### WRITTEN INSTRUCTION
Scan the lines below for the string "title" and copy every one that has it.

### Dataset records
>> Begin

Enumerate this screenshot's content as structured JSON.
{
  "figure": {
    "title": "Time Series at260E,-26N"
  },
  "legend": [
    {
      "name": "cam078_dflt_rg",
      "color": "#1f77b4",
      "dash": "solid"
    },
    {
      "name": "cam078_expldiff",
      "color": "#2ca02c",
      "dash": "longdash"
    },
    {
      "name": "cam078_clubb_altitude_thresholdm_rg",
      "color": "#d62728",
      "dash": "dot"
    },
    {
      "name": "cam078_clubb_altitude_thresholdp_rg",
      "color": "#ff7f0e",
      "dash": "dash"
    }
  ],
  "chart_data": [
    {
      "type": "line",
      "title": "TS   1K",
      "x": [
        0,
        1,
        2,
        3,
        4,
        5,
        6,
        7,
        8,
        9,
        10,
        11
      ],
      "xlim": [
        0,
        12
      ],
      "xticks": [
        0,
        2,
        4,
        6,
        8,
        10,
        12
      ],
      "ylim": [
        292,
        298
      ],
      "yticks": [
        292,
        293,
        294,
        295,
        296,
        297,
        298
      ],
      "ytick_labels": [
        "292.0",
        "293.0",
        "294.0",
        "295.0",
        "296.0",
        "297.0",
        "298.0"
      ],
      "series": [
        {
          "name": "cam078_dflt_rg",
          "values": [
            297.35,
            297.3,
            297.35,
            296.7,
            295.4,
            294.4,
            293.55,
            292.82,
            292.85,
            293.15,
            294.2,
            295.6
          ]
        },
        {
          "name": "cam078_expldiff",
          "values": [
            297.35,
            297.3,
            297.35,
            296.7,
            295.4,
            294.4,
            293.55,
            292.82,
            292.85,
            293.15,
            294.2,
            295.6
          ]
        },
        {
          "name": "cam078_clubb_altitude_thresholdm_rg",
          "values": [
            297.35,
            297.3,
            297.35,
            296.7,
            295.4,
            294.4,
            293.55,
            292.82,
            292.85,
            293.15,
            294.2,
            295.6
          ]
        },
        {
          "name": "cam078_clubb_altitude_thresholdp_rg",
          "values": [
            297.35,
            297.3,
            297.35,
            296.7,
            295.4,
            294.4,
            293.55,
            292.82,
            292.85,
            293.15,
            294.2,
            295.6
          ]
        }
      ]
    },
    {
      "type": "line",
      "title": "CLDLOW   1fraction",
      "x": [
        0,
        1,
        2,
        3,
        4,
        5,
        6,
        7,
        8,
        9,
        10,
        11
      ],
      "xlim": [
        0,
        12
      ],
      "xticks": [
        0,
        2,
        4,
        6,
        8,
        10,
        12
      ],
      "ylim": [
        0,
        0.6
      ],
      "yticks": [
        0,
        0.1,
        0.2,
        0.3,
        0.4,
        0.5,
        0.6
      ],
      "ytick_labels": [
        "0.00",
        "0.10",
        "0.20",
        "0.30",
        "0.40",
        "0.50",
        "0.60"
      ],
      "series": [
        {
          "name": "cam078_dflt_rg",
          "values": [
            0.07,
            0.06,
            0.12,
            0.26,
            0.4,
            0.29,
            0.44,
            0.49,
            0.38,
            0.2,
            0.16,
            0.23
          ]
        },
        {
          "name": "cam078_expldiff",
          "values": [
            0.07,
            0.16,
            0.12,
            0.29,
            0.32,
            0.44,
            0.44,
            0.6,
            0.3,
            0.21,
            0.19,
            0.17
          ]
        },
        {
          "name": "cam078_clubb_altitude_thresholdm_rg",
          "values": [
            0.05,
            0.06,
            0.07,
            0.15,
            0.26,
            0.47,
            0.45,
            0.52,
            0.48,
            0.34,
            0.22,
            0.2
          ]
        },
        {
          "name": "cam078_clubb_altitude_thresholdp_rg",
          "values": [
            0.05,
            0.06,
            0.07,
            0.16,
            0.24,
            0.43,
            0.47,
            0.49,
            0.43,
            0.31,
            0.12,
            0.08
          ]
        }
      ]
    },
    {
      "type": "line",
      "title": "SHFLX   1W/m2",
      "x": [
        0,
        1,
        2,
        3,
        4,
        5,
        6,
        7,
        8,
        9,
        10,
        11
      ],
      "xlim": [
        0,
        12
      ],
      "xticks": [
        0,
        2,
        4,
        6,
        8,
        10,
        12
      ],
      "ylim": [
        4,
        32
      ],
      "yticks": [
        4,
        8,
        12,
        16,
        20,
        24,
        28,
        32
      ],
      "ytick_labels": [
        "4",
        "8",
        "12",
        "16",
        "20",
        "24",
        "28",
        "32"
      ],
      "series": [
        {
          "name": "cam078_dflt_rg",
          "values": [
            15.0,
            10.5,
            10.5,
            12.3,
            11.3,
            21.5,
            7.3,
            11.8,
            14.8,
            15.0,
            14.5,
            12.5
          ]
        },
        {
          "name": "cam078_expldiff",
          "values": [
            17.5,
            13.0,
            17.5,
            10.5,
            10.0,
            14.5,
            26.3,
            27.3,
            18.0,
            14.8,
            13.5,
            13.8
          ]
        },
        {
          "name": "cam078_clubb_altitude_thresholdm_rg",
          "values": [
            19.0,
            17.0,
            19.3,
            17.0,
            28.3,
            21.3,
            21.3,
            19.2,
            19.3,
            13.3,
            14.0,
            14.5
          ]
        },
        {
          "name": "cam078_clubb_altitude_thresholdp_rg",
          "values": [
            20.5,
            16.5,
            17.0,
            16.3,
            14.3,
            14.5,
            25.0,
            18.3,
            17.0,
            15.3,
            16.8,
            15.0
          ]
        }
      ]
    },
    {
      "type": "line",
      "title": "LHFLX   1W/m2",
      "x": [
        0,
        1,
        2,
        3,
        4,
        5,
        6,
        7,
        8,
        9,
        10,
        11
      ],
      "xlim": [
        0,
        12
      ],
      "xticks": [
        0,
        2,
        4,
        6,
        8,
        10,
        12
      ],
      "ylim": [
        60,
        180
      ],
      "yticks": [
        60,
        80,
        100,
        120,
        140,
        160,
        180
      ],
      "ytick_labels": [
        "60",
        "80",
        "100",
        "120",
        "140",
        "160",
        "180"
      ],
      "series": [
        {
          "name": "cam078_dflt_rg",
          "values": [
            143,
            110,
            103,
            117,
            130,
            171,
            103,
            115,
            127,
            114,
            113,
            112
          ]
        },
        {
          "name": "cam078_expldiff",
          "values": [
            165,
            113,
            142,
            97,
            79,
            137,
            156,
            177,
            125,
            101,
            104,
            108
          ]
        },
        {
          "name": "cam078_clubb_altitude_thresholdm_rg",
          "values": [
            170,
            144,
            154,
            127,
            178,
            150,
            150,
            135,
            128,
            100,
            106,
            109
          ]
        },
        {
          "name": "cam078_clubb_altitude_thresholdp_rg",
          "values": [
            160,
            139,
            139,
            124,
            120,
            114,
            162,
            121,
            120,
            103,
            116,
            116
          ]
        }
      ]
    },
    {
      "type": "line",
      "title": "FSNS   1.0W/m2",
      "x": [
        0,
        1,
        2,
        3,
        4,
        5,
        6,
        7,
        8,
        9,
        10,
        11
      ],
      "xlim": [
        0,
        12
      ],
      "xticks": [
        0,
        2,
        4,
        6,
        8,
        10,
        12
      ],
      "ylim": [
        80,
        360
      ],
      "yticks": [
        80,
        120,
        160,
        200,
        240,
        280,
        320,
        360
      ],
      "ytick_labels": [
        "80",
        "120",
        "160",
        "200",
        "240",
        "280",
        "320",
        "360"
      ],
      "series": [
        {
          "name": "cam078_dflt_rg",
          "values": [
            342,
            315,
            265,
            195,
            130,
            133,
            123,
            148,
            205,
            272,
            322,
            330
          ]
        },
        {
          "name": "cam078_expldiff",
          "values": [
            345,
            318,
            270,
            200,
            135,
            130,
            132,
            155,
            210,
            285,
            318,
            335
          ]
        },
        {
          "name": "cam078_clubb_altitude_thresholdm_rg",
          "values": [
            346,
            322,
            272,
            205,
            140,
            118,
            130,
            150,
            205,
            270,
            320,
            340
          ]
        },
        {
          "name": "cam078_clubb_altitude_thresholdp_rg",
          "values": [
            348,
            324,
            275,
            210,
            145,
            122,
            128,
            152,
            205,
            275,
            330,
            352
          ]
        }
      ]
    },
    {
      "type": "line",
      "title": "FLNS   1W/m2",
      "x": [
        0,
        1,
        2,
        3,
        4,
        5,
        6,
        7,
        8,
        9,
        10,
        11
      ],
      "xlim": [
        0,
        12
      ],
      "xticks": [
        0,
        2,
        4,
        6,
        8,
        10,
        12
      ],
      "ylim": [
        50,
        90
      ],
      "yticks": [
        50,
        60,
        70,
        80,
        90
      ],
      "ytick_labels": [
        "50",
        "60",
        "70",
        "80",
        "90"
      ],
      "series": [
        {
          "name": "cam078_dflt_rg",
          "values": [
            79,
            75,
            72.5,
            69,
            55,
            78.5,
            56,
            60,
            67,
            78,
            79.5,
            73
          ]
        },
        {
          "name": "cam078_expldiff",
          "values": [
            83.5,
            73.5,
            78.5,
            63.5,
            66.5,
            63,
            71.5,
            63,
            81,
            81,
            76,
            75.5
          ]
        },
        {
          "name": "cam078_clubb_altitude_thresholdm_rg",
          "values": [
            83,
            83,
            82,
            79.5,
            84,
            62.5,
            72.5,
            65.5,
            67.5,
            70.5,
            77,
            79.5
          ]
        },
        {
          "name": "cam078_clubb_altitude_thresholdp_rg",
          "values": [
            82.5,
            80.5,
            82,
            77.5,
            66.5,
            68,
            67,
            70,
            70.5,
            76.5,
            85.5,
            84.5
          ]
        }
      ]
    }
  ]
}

>> End

### SOLUTION TO THIS EXERCISE
    "title": "Time Series at260E,-26N"
      "title": "TS   1K",
      "title": "CLDLOW   1fraction",
      "title": "SHFLX   1W/m2",
      "title": "LHFLX   1W/m2",
      "title": "FSNS   1.0W/m2",
      "title": "FLNS   1W/m2",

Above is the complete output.